* **Text shown**:
START

Robin Hood (2018) – Film Review

“The action bits, especially, are confusing, and I’d even go as far as to call them vomit-inducing.”

Duh, silly Evan… It just occurred to me the other night, while taking my notes, that this is one of those instances where I have to put the parenthetical release year in the title. Like every generation now, it seems, has their Grinch and A Christmas Carol, so, too, do we have a new Robin Hood film…piece…movie? Ugh, this will prove more difficult to write than I thought…

We’re well into that pre-Christmas slump where everything that comes out is either extremely-busy (and, thus, I don’t have the time, nor the patience, to sit through it—why I’m now reviewing the new Grinch around Christmastime, instead), is seen-it-already leftovers from the “fall fun” slate—your Halloween’s, your Venom’s—or money-grubbing tosh the studios fart out at the last conceivable fiscal seconds before the clocks…and their bankrolls…reset in the New Year. This is where we usually have a lot of our Oscar contenders, in the nigh-Christmas/post-January 1st zone. Not that I’ll be watching that caravan of garbage this year (shout-out to Mr. Sunday Movies), but I do wish this most wonderful time of the year had a little bit more to offer us cinephiles.

END

* **Records shown**:
START

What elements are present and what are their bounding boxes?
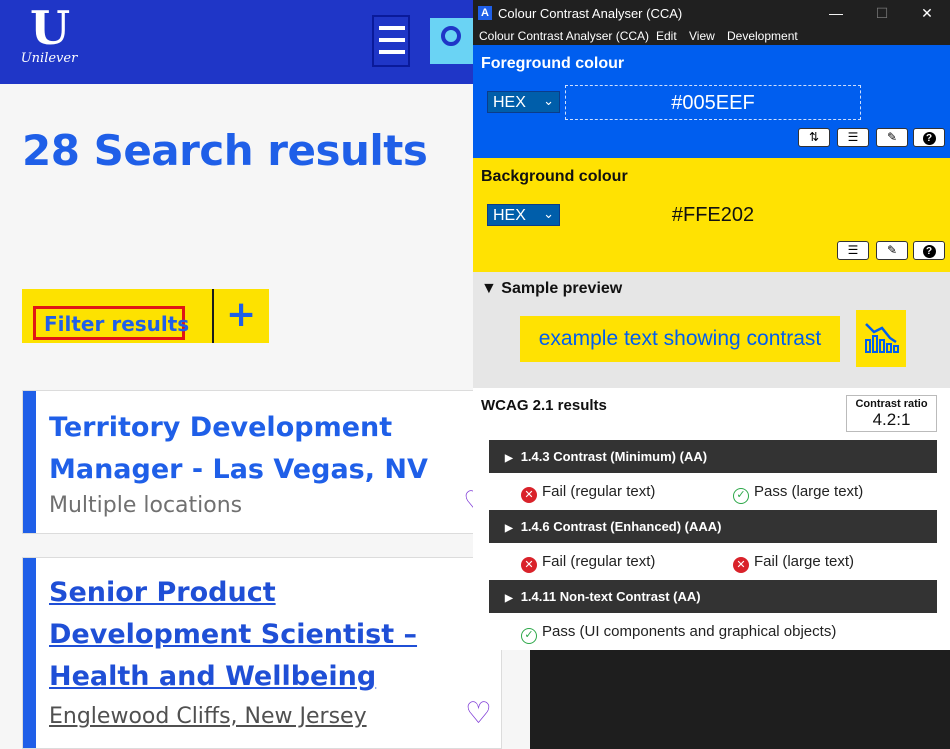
background-eyedropper-button[interactable]: ✎ — [876, 241, 908, 260]
triangle-right-icon: ▶ — [505, 593, 513, 604]
result-pass-large: ✓ Pass (large text) — [733, 483, 863, 504]
foreground-sliders-button[interactable]: ☰ — [837, 128, 869, 147]
fail-icon: ✕ — [521, 557, 537, 573]
foreground-hex-input[interactable]: #005EEF — [565, 85, 861, 120]
foreground-format-select[interactable]: HEX ⌄ — [487, 91, 560, 113]
eyedropper-icon: ✎ — [886, 130, 898, 144]
pass-check-icon: ✓ — [733, 488, 749, 504]
card-accent-bar — [23, 391, 36, 533]
job-location: Multiple locations — [49, 493, 243, 518]
criterion-1-4-6-toggle[interactable]: ▶ 1.4.6 Contrast (Enhanced) (AAA) — [489, 510, 937, 543]
job-card[interactable]: Territory Development Manager - Las Vegas… — [22, 390, 502, 534]
eyedropper-icon: ✎ — [886, 243, 898, 257]
swap-colors-button[interactable]: ⇅ — [798, 128, 830, 147]
result-fail-large: ✕ Fail (large text) — [733, 553, 854, 573]
contrast-ratio-label: Contrast ratio — [855, 398, 928, 410]
background-sliders-button[interactable]: ☰ — [837, 241, 869, 260]
expand-filter-button[interactable]: + — [226, 295, 256, 335]
search-icon — [441, 26, 461, 46]
logo-wordmark: Unilever — [20, 51, 78, 66]
pass-check-icon: ✓ — [521, 628, 537, 644]
result-fail-regular: ✕ Fail (regular text) — [521, 553, 655, 573]
foreground-help-button[interactable]: ? — [913, 128, 945, 147]
background-section: Background colour HEX ⌄ #FFE202 ☰ ✎ ? — [473, 158, 950, 272]
background-help-button[interactable]: ? — [913, 241, 945, 260]
sample-preview-section: ▼ Sample preview example text showing co… — [473, 272, 950, 388]
search-button[interactable] — [430, 18, 474, 64]
card-accent-bar — [23, 558, 36, 748]
menu-item-edit[interactable]: Edit — [656, 29, 677, 43]
foreground-eyedropper-button[interactable]: ✎ — [876, 128, 908, 147]
cca-window: A Colour Contrast Analyser (CCA) — ☐ ✕ C… — [473, 0, 950, 650]
wcag-results-section: WCAG 2.1 results Contrast ratio 4.2:1 ▶ 1… — [473, 388, 950, 650]
help-icon: ? — [922, 132, 936, 145]
site-header: U Unilever — [0, 0, 530, 84]
result-fail-regular: ✕ Fail (regular text) — [521, 483, 655, 503]
chevron-down-icon: ⌄ — [543, 206, 554, 221]
criterion-1-4-3-toggle[interactable]: ▶ 1.4.3 Contrast (Minimum) (AA) — [489, 440, 937, 473]
job-title-link[interactable]: Territory Development Manager - Las Vegas… — [49, 407, 428, 491]
sample-preview-toggle[interactable]: ▼ Sample preview — [481, 280, 622, 298]
menu-button[interactable] — [372, 15, 410, 67]
job-location: Englewood Cliffs, New Jersey — [49, 704, 367, 729]
minimize-icon[interactable]: — — [813, 0, 859, 27]
divider — [212, 289, 214, 343]
favorite-heart-icon[interactable]: ♡ — [465, 698, 492, 730]
background-format-select[interactable]: HEX ⌄ — [487, 204, 560, 226]
triangle-right-icon: ▶ — [505, 523, 513, 534]
fail-icon: ✕ — [521, 487, 537, 503]
window-title: Colour Contrast Analyser (CCA) — [498, 6, 683, 21]
menu-bar: Colour Contrast Analyser (CCA) Edit View… — [473, 27, 950, 45]
swap-icon: ⇅ — [808, 130, 820, 144]
close-icon[interactable]: ✕ — [904, 0, 950, 27]
maximize-icon[interactable]: ☐ — [859, 0, 905, 27]
chevron-down-icon: ⌄ — [543, 93, 554, 108]
page-title: 28 Search results — [22, 126, 428, 175]
preview-text-sample: example text showing contrast — [520, 316, 840, 362]
hamburger-icon — [379, 26, 405, 30]
logo-mark-icon: U — [29, 1, 70, 55]
sliders-icon: ☰ — [847, 243, 859, 257]
menu-item-view[interactable]: View — [689, 29, 715, 43]
app-icon: A — [478, 6, 492, 20]
result-pass-non-text: ✓ Pass (UI components and graphical objec… — [521, 623, 836, 644]
contrast-ratio-value: 4.2:1 — [872, 410, 911, 429]
job-search-page: U Unilever 28 Search results Filter resu… — [0, 0, 530, 749]
job-card[interactable]: Senior Product Development Scientist – Hea… — [22, 557, 502, 749]
help-icon: ? — [922, 245, 936, 258]
foreground-heading: Foreground colour — [481, 55, 625, 72]
triangle-down-icon: ▼ — [481, 280, 497, 297]
menu-item-app[interactable]: Colour Contrast Analyser (CCA) — [479, 29, 649, 43]
menu-item-development[interactable]: Development — [727, 29, 798, 43]
triangle-right-icon: ▶ — [505, 453, 513, 464]
background-heading: Background colour — [481, 168, 628, 185]
unilever-logo[interactable]: U Unilever — [18, 4, 80, 74]
fail-icon: ✕ — [733, 557, 749, 573]
background-hex-input[interactable]: #FFE202 — [565, 198, 861, 233]
filter-bar: Filter results + — [22, 289, 269, 343]
chart-graphic-icon — [856, 310, 906, 367]
sliders-icon: ☰ — [847, 130, 859, 144]
foreground-section: Foreground colour HEX ⌄ #005EEF ⇅ ☰ ✎ ? — [473, 45, 950, 158]
job-title-link[interactable]: Senior Product Development Scientist – Hea… — [49, 572, 417, 698]
filter-results-button[interactable]: Filter results — [33, 306, 189, 340]
criterion-1-4-11-toggle[interactable]: ▶ 1.4.11 Non-text Contrast (AA) — [489, 580, 937, 613]
window-titlebar[interactable]: A Colour Contrast Analyser (CCA) — ☐ ✕ — [473, 0, 950, 27]
contrast-ratio-box: Contrast ratio 4.2:1 — [846, 395, 937, 432]
wcag-heading: WCAG 2.1 results — [481, 397, 607, 414]
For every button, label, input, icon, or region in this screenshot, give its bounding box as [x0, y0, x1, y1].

END

Copy out the Robin Hood review in full, word for word.

* **Response**:
Robin Hood (2018) – Film Review

“The action bits, especially, are confusing, and I’d even go as far as to call them vomit-inducing.”

Duh, silly Evan… It just occurred to me the other night, while taking my notes, that this is one of those instances where I have to put the parenthetical release year in the title. Like every generation now, it seems, has their Grinch and A Christmas Carol, so, too, do we have a new Robin Hood film…piece…movie? Ugh, this will prove more difficult to write than I thought…

We’re well into that pre-Christmas slump where everything that comes out is either extremely-busy (and, thus, I don’t have the time, nor the patience, to sit through it—why I’m now reviewing the new Grinch around Christmastime, instead), is seen-it-already leftovers from the “fall fun” slate—your Halloween’s, your Venom’s—or money-grubbing tosh the studios fart out at the last conceivable fiscal seconds before the clocks…and their bankrolls…reset in the New Year. This is where we usually have a lot of our Oscar contenders, in the nigh-Christmas/post-January 1st zone. Not that I’ll be watching that caravan of garbage this year (shout-out to Mr. Sunday Movies), but I do wish this most wonderful time of the year had a little bit more to offer us cinephiles.